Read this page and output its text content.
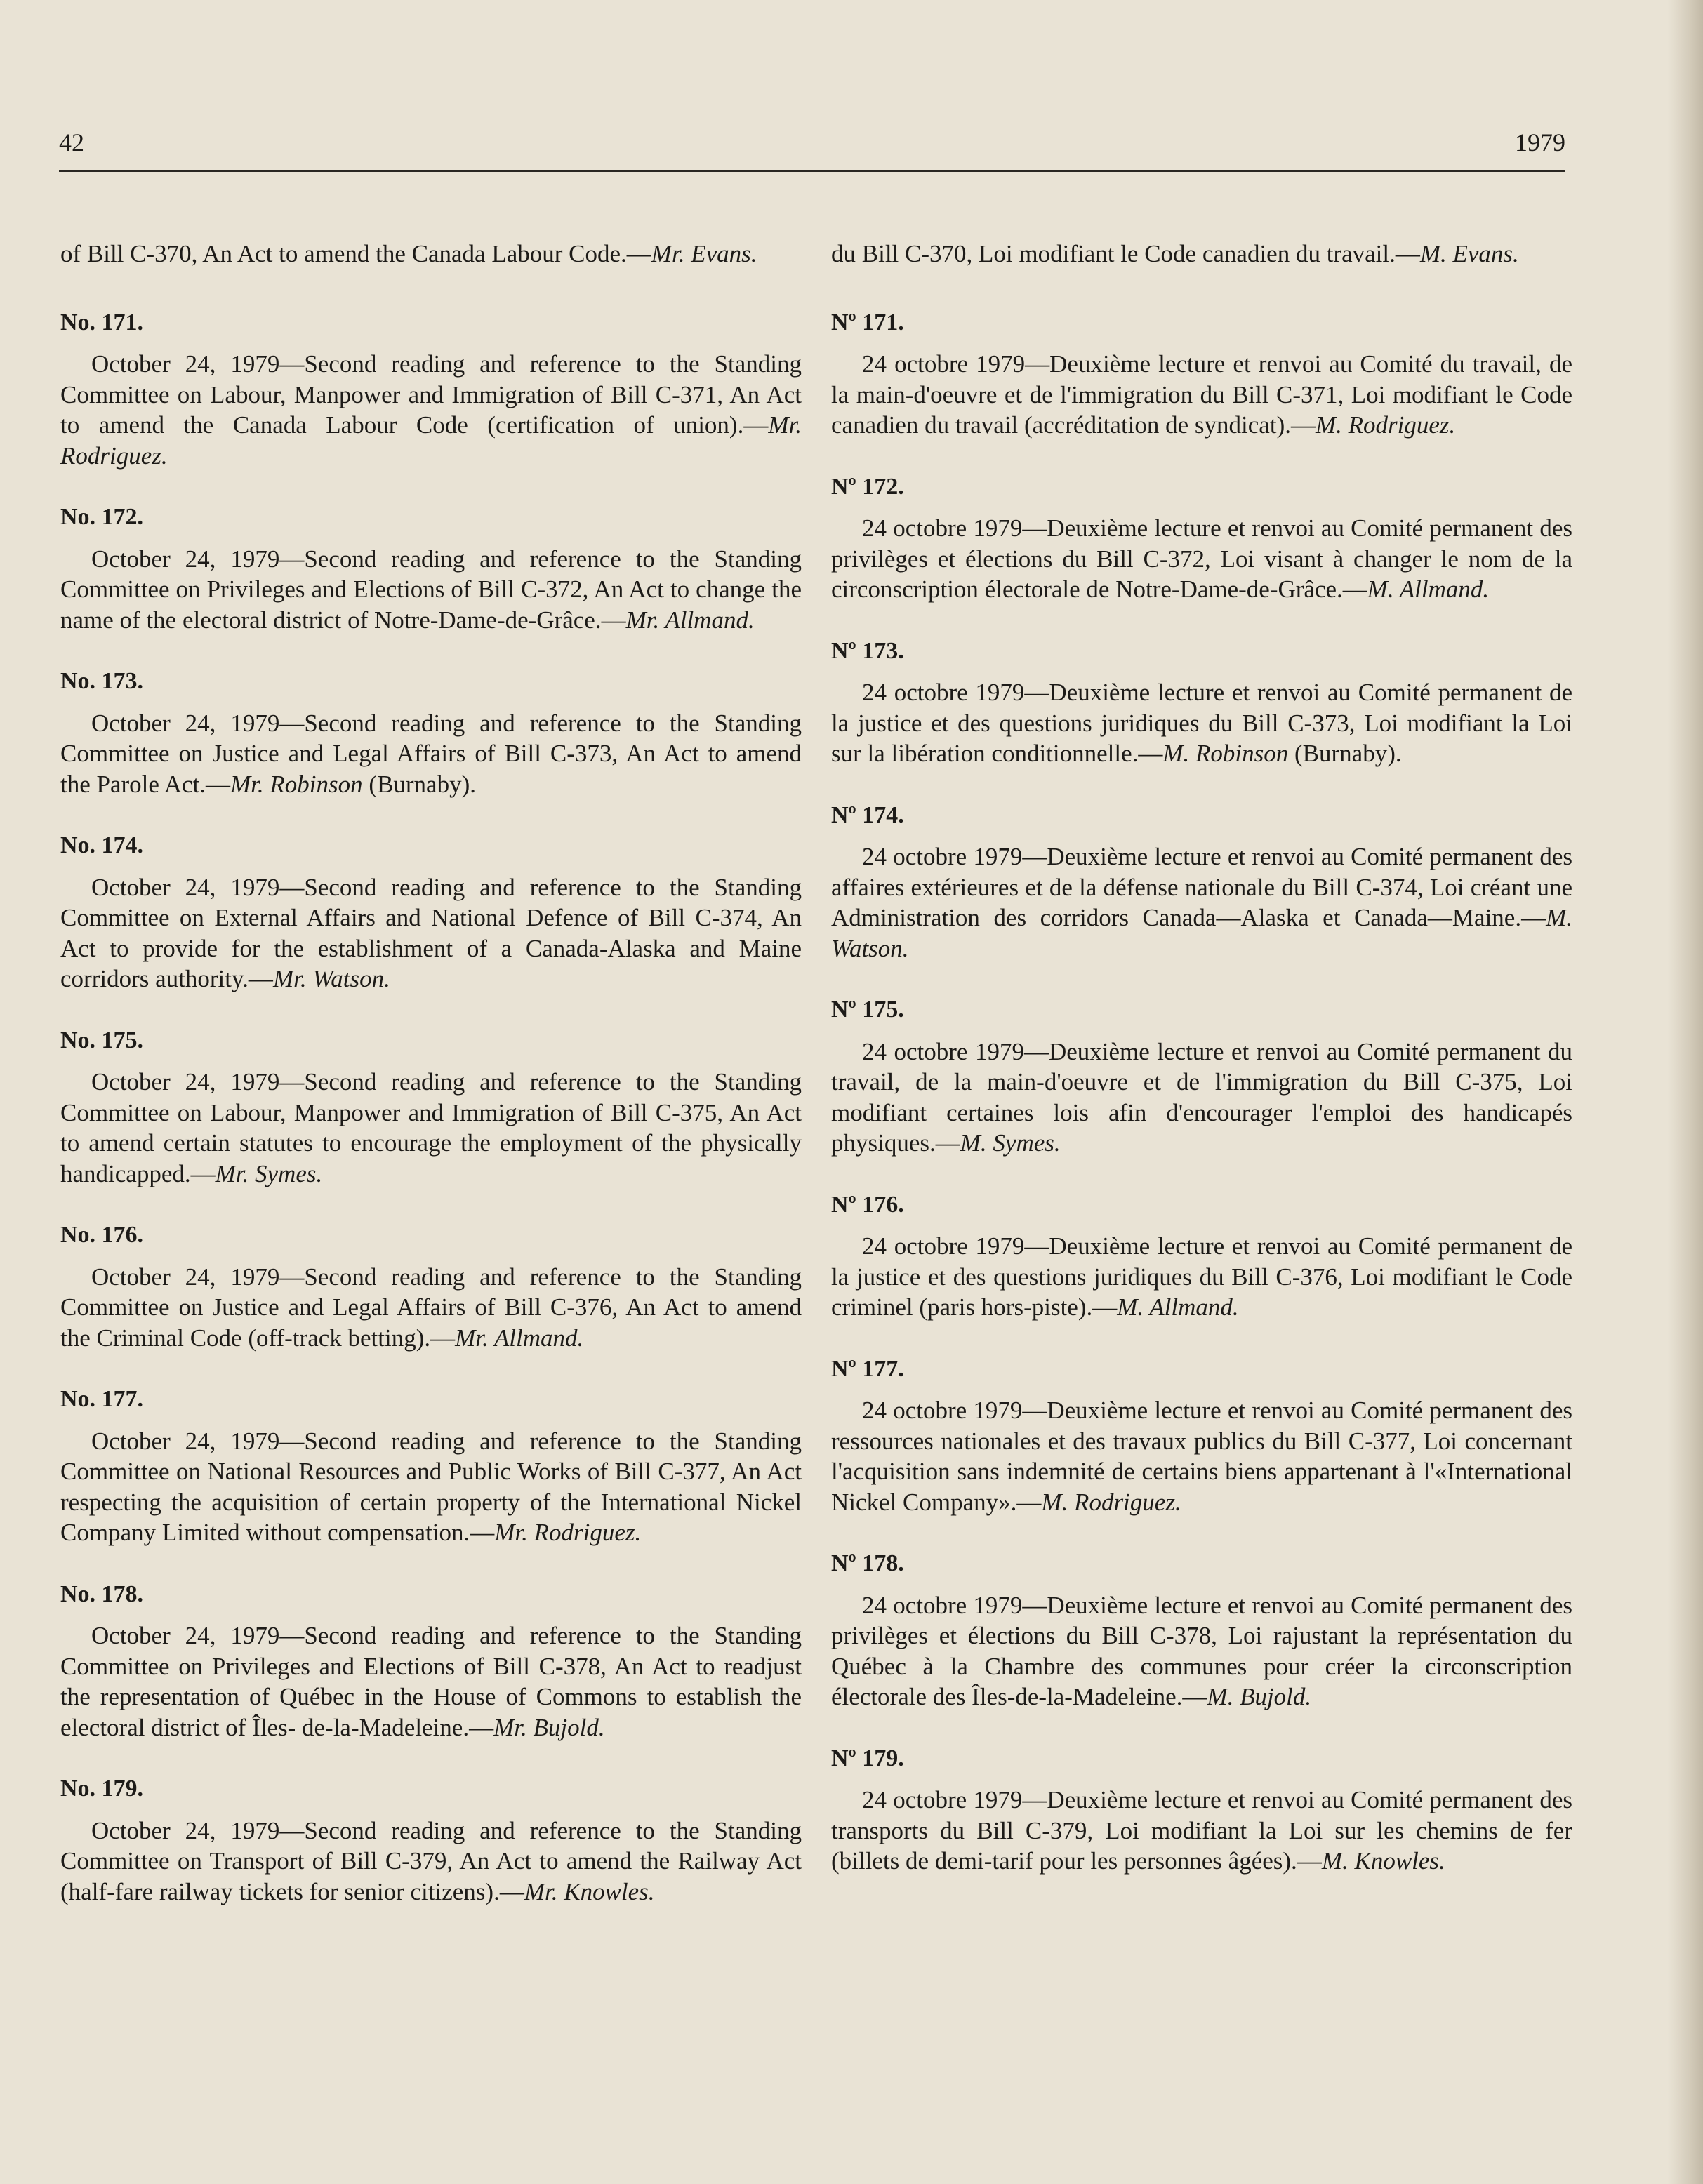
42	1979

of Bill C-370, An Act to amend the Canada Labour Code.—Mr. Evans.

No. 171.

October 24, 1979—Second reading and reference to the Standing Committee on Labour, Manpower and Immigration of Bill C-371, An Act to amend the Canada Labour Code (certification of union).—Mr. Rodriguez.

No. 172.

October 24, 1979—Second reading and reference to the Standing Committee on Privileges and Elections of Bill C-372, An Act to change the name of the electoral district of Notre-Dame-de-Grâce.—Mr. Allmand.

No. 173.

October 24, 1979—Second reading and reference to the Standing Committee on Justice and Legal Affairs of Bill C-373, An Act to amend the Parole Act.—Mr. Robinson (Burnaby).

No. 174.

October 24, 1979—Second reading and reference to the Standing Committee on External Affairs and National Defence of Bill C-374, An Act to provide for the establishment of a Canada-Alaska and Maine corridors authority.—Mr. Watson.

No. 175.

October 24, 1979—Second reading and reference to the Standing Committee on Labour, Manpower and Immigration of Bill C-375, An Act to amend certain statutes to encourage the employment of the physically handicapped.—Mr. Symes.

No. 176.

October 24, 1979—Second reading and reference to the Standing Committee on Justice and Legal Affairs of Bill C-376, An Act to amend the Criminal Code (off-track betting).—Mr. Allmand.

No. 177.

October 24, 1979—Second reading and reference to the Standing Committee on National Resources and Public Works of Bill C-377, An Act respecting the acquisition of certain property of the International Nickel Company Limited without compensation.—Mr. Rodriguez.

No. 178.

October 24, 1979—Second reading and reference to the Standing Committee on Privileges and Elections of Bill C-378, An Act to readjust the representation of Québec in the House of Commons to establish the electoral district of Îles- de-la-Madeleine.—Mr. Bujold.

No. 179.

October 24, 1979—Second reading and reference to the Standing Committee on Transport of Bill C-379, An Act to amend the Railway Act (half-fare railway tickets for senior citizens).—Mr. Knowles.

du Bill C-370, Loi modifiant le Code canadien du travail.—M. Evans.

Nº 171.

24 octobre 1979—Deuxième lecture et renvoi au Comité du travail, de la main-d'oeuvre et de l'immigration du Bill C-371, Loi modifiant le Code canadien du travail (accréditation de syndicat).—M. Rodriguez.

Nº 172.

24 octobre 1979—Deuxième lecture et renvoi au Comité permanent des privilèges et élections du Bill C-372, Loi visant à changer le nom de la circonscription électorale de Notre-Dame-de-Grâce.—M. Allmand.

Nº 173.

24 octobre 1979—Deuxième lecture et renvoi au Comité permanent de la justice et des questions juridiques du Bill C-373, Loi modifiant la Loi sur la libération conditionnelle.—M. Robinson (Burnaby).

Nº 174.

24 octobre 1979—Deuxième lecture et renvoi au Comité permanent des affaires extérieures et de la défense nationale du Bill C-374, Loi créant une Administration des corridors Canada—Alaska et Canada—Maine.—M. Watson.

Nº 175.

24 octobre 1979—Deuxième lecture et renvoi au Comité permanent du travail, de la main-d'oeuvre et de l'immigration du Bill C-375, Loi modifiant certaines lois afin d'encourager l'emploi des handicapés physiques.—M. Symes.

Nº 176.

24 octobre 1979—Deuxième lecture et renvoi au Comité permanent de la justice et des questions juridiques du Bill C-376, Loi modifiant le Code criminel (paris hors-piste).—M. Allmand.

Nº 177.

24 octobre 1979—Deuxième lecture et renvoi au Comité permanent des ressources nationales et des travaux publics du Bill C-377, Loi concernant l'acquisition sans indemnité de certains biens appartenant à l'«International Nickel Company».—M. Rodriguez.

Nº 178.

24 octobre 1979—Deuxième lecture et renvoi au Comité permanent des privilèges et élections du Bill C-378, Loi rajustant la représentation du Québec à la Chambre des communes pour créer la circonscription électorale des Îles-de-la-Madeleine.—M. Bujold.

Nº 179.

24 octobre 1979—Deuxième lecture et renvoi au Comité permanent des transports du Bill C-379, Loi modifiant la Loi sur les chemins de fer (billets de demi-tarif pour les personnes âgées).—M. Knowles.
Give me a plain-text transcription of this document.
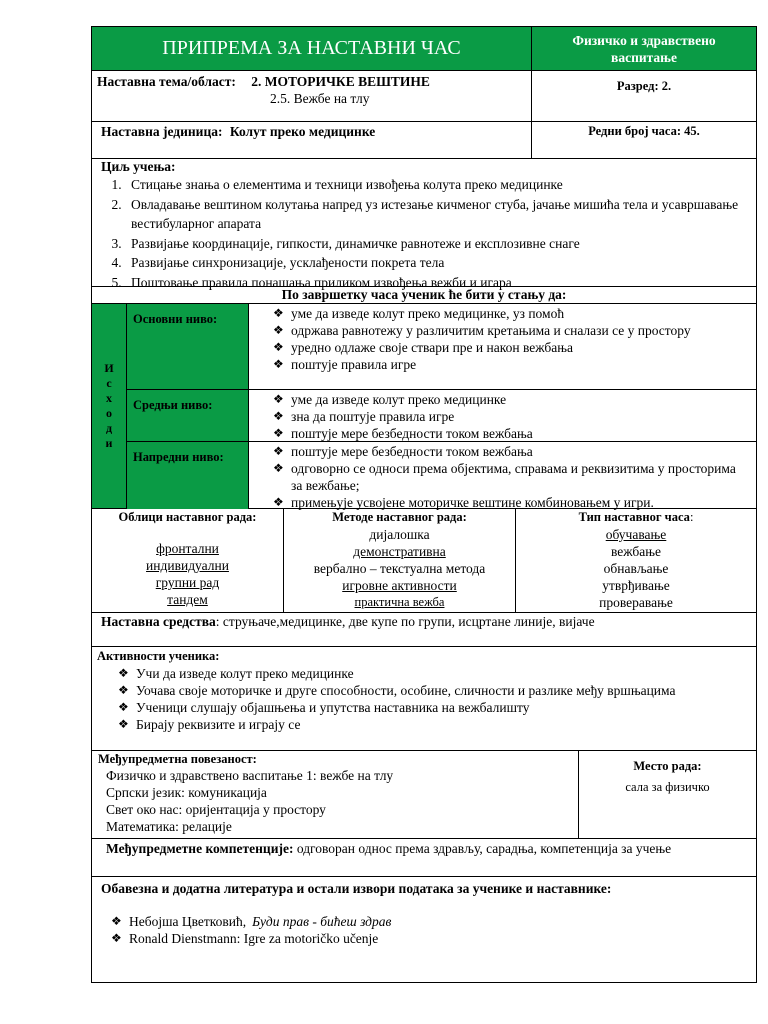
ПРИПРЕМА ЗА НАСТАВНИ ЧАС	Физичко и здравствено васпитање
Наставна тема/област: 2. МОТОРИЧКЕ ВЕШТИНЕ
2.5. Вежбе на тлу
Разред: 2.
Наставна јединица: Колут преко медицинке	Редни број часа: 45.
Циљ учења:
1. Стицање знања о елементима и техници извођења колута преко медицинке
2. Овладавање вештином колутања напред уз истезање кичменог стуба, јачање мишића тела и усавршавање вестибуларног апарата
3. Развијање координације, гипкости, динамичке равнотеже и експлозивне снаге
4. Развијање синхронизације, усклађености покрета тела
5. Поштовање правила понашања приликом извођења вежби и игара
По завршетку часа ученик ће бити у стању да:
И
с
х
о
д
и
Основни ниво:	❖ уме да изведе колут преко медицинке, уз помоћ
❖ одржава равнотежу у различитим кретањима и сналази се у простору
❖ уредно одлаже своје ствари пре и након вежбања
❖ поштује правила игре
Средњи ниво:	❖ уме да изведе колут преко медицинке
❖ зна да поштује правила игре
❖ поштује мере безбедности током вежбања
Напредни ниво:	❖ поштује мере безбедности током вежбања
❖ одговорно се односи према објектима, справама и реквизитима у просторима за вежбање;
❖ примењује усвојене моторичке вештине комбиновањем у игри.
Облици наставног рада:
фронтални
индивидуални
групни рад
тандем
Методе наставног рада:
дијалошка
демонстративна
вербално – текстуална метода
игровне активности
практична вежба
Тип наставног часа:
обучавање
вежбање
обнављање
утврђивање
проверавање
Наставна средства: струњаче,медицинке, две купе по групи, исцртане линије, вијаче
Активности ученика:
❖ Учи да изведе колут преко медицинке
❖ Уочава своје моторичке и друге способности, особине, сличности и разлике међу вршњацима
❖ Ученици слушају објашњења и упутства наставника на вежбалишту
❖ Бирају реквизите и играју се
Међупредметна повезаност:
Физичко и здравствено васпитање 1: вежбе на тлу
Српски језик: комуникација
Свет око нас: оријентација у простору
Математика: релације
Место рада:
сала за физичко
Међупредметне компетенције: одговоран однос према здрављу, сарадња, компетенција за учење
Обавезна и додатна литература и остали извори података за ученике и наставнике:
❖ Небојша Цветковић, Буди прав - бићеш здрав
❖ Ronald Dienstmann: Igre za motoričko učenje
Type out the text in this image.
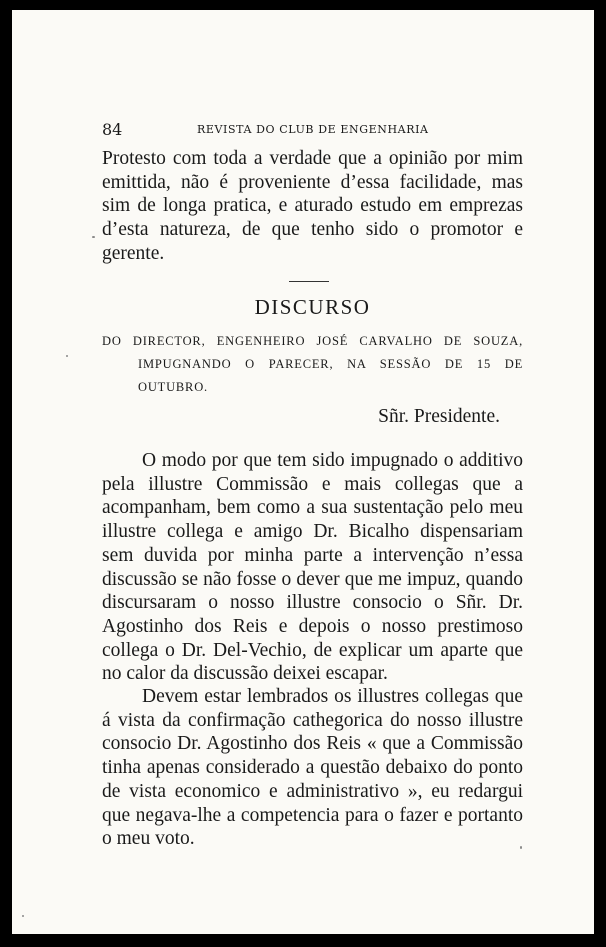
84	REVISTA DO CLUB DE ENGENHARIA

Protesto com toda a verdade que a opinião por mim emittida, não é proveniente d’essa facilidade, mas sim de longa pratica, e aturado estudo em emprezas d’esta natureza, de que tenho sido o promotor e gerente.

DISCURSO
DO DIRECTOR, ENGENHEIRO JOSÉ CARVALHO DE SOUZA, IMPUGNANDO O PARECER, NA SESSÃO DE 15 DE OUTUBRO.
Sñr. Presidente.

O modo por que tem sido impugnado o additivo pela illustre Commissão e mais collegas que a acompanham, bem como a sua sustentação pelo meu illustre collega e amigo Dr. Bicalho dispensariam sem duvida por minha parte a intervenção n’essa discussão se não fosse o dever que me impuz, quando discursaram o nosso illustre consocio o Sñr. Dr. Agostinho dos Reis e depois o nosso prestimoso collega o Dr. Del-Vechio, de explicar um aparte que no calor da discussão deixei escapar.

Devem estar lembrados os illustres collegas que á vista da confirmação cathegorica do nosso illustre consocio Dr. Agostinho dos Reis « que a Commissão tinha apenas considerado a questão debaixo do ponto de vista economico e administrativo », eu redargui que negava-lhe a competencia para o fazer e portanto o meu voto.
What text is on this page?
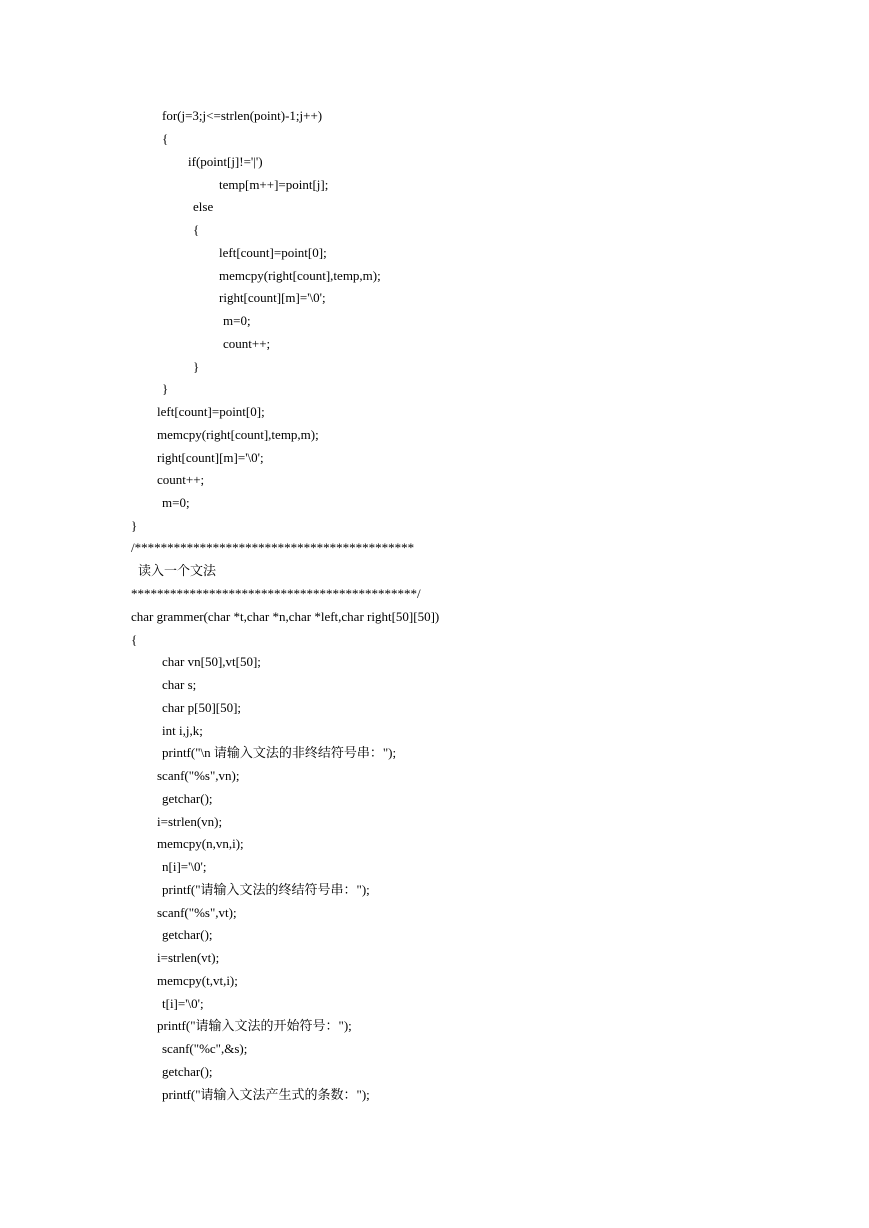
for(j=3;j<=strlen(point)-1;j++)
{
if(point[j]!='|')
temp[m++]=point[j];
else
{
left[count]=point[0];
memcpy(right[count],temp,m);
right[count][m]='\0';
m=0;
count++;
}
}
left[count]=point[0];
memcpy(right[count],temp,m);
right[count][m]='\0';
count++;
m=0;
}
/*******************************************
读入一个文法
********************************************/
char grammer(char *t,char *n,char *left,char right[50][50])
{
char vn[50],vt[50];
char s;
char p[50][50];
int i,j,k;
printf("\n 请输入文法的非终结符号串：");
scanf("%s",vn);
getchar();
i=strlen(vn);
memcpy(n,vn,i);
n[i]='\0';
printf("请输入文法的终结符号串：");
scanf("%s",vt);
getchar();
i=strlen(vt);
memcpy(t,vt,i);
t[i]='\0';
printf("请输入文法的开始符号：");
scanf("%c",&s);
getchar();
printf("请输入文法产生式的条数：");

────────────────────

▸ **TASK PROMPT**
Show, from the listing above, each line that contains the word "Dame".

▸ **WRITTEN ANSWER**
October 24, 1979—Second reading and reference to the Standing Committee on Privileges and Elections of Bill C-372, An Act to change the name of the electoral district of Notre-Dame-de-Grâce.—Mr. Allmand.
24 octobre 1979—Deuxième lecture et renvoi au Comité permanent des privilèges et élections du Bill C-372, Loi visant à changer le nom de la circonscription électorale de Notre-Dame-de-Grâce.—M. Allmand.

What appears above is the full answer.